Quoted passage Block Start
May 25 to 28 — Long Beach, California to Alfonsinas, Mexico
This year my two week vacation was to Baja California with my friend Mark and his family in Long Beach. Kayaking the BC coast will have to wait until next year (but I am planning a big 8 day bikerafting trip through the Chilcotins in August, so stay tuned — hey, that’s in a week!)
The flight goes right by Yosemite.
Mark picked me up at LAX, then we ran some errands, including going down to the Marine Institute at Los Angeles Harbour…
… to pick up a bottle of Nitrox we’d use to refill the tires at some point on the trip, after we leave the gravel and get back on pavement (for a smoother ride off road, you air down the tires. But this low pressure isn’t good on sealed roads).
First wildlife sighting of the trip.
Feral parrots are still living in the palm trees at Belmont Pier in Long Beach, right where I used to live.
Getting my stuff together at Mark’s house. We left 3:30 Sunday morning to avoid freeway traffic and to arrive at our destination not too late.
We zoomed down to San Diego, then turned east on Interstate 8. Over the pass into the Imperial Valley is windy, and the turbines appeared against the sunrise.
Dieseling up at Calexico before crossing the border. I’m a conspiracy buff myself, but are they “chem”trails, or just “con”trails from water vapour from combustion in the plane’s engines? C6H14 + O2 –> CO2 + H20
Marathon in Mexicali
700 km later, we hit San Felipe for breakfast and did some tourist shopping. Here we are, stuck in traffic on the strip.
They are paving the road all the way south from San Felipe. Very sad to see the gravel road go, that was a classic. They want “development”. The problem now is you can’t get off the highway down to the little coves we used to go to.
Finally hitting gravel, and airing down. They have only gotten so far with the paving.
Once across this arroyo with a bridge, the pavement will continue.
Shortly afterwards (150 km from San Felipe) we got to Alfonsinas, which is a spit a few kilometers long that has a row of beachfront houses along it. Alongside the spit is a runway and many people fly in rather than drive.
At the end of the spit is a restaurant / hotel. But the tide was extremely high that afternoon so we couldn’t get over (that’s the runway submerged).
Quoted passage Block End
Listed records Block Start
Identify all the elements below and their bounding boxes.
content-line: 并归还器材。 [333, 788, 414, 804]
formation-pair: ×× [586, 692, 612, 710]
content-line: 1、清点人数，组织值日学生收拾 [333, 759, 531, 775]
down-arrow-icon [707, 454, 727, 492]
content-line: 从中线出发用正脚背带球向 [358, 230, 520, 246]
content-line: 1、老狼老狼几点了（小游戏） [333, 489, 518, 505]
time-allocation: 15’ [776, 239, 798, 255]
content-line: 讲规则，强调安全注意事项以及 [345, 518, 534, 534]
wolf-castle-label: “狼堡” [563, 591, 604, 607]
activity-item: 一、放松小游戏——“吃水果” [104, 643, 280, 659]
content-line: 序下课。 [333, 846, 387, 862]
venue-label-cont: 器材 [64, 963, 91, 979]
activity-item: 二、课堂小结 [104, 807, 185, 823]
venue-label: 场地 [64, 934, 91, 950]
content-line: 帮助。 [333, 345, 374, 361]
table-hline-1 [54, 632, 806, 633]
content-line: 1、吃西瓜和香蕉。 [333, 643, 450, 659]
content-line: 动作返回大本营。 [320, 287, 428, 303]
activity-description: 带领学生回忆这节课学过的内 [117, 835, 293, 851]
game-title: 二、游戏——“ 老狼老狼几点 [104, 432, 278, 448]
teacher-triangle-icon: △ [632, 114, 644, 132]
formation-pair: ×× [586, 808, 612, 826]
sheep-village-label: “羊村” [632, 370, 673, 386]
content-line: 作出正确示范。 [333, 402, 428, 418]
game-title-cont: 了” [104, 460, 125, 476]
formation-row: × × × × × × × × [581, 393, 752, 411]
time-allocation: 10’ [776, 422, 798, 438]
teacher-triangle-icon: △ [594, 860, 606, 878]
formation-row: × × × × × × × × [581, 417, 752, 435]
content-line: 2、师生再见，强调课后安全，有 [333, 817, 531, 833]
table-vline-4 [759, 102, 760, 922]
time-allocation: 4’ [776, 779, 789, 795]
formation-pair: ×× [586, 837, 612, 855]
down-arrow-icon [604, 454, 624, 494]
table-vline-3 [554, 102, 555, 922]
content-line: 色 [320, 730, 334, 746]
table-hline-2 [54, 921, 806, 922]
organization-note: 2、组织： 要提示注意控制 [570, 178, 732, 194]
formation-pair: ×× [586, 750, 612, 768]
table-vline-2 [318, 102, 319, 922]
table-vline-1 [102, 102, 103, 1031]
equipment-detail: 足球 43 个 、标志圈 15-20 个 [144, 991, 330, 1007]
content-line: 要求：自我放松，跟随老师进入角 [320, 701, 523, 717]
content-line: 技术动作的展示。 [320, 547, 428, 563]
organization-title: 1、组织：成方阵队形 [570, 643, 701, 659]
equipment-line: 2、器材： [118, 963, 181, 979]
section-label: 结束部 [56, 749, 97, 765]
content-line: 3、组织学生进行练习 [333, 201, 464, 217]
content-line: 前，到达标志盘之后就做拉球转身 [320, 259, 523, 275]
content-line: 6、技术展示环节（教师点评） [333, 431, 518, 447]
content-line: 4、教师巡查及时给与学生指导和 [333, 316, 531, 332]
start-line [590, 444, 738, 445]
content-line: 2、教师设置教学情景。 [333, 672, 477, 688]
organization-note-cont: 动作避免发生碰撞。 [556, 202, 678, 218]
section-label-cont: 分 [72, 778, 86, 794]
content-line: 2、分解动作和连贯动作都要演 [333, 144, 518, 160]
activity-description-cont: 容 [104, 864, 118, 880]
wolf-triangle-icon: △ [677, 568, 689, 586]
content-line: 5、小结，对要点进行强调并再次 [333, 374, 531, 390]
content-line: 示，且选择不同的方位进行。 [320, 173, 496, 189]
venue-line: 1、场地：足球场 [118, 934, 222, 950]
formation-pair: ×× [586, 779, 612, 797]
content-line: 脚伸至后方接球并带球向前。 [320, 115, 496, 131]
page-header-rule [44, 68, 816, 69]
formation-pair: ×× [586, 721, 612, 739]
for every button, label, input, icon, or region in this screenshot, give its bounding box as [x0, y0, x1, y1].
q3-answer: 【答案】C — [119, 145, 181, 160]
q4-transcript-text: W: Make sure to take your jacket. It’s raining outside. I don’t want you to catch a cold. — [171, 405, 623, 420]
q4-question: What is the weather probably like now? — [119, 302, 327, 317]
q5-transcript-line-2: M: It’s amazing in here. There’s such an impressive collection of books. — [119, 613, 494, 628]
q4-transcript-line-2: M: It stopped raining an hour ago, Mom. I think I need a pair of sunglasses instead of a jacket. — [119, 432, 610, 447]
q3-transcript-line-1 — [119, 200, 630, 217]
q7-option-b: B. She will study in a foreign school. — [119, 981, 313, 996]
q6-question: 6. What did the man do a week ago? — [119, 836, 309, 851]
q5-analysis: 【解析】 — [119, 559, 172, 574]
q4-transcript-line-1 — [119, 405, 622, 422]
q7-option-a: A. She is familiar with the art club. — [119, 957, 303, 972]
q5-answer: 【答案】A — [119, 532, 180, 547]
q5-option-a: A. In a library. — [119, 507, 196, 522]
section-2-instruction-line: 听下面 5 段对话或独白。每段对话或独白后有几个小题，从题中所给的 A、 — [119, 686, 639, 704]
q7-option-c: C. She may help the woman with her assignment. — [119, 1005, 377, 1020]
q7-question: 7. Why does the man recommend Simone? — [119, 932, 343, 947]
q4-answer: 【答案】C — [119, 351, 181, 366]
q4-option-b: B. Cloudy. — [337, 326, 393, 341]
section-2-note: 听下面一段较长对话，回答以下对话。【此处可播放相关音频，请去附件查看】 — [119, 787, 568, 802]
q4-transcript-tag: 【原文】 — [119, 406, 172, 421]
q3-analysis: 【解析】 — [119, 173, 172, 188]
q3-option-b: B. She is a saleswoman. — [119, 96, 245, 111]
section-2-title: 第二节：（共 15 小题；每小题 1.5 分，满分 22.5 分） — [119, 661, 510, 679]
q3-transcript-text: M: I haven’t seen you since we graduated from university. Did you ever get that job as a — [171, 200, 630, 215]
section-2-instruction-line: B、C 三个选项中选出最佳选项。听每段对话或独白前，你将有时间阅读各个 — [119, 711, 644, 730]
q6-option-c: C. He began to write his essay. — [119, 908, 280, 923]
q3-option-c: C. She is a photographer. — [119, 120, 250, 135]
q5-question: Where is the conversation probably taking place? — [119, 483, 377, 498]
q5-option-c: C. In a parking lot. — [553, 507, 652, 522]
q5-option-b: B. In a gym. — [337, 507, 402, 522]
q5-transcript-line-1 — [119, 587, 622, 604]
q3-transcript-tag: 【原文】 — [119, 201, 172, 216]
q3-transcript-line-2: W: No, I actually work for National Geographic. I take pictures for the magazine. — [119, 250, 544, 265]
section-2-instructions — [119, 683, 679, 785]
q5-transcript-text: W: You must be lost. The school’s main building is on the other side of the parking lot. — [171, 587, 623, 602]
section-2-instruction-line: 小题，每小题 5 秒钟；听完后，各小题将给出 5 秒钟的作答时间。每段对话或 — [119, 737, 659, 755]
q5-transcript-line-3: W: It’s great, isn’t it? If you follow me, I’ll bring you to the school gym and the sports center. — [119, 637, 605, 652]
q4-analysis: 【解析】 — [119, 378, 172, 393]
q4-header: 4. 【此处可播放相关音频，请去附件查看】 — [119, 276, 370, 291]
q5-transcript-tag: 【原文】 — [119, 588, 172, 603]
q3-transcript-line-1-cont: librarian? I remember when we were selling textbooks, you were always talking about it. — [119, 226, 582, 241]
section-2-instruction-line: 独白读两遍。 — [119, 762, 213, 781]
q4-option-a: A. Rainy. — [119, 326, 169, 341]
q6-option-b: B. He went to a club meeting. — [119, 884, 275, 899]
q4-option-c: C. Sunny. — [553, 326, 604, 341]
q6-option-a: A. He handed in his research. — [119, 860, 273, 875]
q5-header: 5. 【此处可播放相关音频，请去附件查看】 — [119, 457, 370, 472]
Listed records Block End
**To do:**
1. Transcribe the part of the Baja road trip account that runs from "Mark picked me" through "of the trip.".
2. Answer these questions using the Baja road trip account:
(a) What did the group pick up at the Marine Institute at Los Angeles Harbour?
(b) At what time on Sunday morning did they leave Mark's house?
(c) How far from San Felipe is Alfonsinas?
These lines have no connection to the Baja road trip account.

**Solutions to the problems:**
1.
Mark picked me up at LAX, then we ran some errands, including going down to the Marine Institute at Los Angeles Harbour…
… to pick up a bottle of Nitrox we’d use to refill the tires at some point on the trip, after we leave the gravel and get back on pavement (for a smoother ride off road, you air down the tires. But this low pressure isn’t good on sealed roads).
First wildlife sighting of the trip.

2.
(a) A bottle of Nitrox, for refilling the tires.
(b) 3:30.
(c) 150 km.